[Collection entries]
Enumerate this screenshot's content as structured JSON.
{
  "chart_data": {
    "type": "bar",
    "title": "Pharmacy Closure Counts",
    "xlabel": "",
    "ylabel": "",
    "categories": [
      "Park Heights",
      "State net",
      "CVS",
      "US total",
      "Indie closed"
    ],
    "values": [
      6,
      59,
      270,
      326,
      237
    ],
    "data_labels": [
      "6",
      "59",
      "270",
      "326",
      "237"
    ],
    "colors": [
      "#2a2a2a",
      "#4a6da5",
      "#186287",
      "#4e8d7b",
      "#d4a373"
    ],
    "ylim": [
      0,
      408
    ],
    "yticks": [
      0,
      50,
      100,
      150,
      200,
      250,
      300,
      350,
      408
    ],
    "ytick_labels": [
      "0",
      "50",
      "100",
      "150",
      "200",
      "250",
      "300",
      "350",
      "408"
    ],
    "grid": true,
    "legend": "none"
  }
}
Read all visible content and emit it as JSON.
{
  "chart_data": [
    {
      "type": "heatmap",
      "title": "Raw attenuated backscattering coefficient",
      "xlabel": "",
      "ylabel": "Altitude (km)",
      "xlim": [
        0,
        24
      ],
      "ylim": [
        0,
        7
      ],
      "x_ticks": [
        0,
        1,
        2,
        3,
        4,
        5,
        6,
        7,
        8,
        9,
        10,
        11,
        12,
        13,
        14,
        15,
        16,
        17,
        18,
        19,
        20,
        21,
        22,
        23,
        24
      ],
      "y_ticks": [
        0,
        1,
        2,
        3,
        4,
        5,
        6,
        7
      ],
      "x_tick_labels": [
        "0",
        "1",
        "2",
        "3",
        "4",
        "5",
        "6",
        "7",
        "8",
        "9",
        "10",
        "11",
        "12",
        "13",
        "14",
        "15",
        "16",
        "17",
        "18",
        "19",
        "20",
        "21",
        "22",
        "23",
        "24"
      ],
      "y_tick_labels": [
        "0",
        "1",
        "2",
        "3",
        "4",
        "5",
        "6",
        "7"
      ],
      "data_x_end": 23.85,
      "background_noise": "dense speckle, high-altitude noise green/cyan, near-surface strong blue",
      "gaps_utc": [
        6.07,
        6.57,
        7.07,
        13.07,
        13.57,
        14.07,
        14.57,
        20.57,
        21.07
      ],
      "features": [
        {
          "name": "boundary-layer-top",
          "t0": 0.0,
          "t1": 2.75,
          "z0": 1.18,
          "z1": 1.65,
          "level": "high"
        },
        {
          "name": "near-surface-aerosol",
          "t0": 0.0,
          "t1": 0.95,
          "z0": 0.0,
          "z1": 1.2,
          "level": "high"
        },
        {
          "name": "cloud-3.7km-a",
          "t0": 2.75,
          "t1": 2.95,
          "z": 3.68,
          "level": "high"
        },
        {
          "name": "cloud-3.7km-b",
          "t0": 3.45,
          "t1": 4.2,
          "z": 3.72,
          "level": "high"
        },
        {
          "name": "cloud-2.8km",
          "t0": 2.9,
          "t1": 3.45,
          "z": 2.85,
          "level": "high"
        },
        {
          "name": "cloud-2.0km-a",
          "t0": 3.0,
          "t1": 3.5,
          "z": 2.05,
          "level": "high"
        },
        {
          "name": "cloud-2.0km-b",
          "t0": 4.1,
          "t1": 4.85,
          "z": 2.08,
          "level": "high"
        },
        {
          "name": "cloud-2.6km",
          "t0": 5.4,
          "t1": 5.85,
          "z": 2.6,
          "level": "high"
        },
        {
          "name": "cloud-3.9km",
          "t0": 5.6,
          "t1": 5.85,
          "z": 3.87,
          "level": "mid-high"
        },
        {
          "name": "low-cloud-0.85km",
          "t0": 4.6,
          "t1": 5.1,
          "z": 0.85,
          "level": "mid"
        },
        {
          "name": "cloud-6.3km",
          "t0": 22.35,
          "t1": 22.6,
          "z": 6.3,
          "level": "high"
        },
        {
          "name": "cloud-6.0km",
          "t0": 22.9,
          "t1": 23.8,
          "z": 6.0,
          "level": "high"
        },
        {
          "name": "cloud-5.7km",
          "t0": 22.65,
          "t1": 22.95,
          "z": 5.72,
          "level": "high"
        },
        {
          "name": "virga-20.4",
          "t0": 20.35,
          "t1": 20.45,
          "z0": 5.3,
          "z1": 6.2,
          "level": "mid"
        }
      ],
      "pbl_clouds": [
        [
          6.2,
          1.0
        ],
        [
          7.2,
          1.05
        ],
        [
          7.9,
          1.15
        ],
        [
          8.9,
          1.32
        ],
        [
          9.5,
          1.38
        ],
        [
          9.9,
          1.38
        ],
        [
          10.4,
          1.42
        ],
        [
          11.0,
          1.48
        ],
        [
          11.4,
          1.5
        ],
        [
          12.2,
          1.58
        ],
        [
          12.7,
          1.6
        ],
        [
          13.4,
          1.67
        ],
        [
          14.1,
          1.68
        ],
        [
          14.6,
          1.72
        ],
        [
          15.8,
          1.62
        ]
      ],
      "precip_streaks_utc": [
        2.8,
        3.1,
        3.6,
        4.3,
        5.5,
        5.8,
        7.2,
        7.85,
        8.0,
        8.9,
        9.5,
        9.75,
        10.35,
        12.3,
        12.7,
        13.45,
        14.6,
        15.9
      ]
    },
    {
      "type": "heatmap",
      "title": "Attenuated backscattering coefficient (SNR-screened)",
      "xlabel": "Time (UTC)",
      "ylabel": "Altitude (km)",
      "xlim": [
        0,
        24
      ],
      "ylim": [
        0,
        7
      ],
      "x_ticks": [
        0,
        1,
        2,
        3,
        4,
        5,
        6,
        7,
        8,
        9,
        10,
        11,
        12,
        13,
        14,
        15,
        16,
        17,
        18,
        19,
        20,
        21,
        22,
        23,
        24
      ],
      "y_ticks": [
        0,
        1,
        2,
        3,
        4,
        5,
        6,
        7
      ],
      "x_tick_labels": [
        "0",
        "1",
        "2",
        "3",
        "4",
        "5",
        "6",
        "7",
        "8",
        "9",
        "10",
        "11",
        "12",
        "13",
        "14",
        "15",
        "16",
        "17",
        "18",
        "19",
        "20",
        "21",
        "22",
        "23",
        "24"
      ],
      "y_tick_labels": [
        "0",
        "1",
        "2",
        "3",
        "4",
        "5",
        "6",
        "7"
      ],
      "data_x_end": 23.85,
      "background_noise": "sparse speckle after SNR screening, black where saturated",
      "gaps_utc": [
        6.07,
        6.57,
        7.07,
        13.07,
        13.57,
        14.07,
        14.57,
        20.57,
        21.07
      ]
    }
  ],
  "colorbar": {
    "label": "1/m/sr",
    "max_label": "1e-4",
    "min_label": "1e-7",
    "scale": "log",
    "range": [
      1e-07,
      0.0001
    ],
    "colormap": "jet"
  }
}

What is needed: Using the listing above, show each line holding the string "content".

Problem solution:
Enumerate this screenshot's content as structured JSON.
Read all visible content and emit it as JSON.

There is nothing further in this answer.